PÁGINA:
○ ○ ○ ○
Marquinho Kina abre em julho o Centro de Dança Jaime Arôxa Liberdade, voltado para a colônia japonesa. Conheça sua atribulada vida e como tudo começou.

A partir de julho começa a funcionar no bairro da Liberdade a mais nova franquia paulistana do Centro de Dança Jaime Arôxa. A linha pedagógica será a mesma das outras dez unidades da marca, no Rio de Janeiro (Botafogo, Niteroi, Recreio, Meier, Ipanema e Valqueire), São Paulo (Campo Belo e Casa Verde), Recife e Curitiba. A novidade, e diferencial, é que esta escola terá como público alvo maciçamente a colônia japonesa radicada em São Paulo. O foco é tão definido, que vai funcionar em estreita cooperação com a academia de Márcia Fujii (ex-capa do Dance), de fortes raízes na colônia, e especializada em dança internacional. As duas academias, inclusive, dividem o mesmo andar de um prédio da rua Conselheiro Furtado, onde também funciona há anos um espaço de karaokê e danças orientais.

O empreendimento era um sonho antigo do sansei (brasileiro neto de japoneses) Marco Kina, que assina profissionalmente da forma como é conhecido, Marquinho Kina. Seu perfil, como se verá a seguir, pode ser resumido numa palavra: determinação. Aos 36 anos de idade, Marquinho já passou por várias experiências. Conheceu sucessos e fracassos, teve sonhos, lutou por eles, e conheceu o outro lado, o da realidade dura e implacável, que não perdoa. Ao ler sua história, você concordará que muitos teriam desistido, buscado um emprego de salário no fim do mês, tentado a suposta segurança. Mas o temperamento de Marquinho rejeita o comodismo, prefere a luta e o risco. Ao abrir sua primeira escola de dança, com o nome e a linha do mestre que é seu ídolo, Jaime Arôxa, ele prova isso.

Aos 13 anos já praticava artes marciais. Aos 20, montou com um amigo sua primeira academia, especializada em artes marciais e musculação. Ficava na Zona Leste e durou só dois anos. Causa: sua decisão de ir morar e trabalhar no Japão. Embarcou em março de 1990 com seu único irmão, mais velho, que continua lá até hoje. 

Além de largar a academia, Marquinho trancou matrícula no terceiro ano do curso de educação física. O sonho era ter um prédio próprio da academia. Isso exigia dinheiro, e o Japão era o mito do paraíso capitalista, onde todos enriqueceriam e seriam felizes para sempre. A viagem de Marquinho foi no início do grande boom, quando surgiu a palavra dekasseguis, e que logo aumentaria ainda mais em conseqüência do plano Collor, que criou do dia para a noite uma legião de novos pobres e desesperançados.
○ ○ ○ ○
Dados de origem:
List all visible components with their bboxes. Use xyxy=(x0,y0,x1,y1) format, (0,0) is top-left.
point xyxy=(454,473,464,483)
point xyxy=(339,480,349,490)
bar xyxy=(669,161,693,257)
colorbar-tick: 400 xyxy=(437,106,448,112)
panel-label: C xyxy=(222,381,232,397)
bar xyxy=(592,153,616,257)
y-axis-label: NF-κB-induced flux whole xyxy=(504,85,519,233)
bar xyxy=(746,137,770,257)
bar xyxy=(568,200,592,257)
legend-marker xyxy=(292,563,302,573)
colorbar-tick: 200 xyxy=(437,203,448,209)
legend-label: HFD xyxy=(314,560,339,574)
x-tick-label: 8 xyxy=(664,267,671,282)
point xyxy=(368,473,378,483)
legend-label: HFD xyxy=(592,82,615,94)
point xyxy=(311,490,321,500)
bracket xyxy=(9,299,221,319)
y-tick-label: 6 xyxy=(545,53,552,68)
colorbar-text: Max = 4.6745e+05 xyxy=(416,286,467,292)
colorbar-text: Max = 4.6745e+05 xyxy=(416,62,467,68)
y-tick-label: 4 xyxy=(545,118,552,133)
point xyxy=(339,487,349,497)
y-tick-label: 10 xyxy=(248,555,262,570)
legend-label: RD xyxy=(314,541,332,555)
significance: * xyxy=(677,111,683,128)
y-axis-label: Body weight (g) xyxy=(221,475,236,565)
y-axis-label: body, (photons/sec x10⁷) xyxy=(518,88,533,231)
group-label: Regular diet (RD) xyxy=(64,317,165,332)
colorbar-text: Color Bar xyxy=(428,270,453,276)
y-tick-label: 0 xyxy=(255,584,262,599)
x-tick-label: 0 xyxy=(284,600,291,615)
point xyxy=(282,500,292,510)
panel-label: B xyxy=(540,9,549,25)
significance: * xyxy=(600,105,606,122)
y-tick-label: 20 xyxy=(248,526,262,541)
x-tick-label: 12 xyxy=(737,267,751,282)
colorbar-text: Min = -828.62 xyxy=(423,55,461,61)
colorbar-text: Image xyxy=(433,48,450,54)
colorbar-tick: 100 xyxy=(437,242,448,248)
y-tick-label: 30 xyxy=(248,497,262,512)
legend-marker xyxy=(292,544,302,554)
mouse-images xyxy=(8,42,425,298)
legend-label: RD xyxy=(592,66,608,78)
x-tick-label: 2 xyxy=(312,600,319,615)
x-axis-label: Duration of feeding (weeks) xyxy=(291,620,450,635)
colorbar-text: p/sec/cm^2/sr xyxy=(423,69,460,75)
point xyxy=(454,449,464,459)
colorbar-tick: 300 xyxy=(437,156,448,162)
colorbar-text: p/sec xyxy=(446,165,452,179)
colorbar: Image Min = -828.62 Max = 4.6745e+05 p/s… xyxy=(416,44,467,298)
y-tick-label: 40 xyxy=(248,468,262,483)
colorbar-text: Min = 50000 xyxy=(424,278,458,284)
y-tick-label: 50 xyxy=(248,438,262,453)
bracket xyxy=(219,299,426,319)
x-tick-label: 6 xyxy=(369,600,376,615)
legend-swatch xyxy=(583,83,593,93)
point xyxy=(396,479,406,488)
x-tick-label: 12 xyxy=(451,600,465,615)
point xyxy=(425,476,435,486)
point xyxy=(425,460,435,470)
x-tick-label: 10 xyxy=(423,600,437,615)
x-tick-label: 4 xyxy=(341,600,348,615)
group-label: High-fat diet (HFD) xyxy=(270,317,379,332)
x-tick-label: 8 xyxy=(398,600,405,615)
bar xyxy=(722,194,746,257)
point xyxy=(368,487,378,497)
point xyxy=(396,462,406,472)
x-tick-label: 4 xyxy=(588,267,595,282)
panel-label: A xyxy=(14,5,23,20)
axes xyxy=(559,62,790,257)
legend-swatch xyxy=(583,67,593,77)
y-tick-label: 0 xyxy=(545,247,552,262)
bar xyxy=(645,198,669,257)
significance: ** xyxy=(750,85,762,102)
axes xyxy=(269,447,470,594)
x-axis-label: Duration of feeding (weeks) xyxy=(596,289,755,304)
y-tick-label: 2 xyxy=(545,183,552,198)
○ ○ ○ ○
Segundo a página sobre a nova escola de dança na Liberdade, em que rua fica o prédio onde as duas academias dividem o mesmo andar?

RESPOSTA À TAREFA: Na rua Conselheiro Furtado.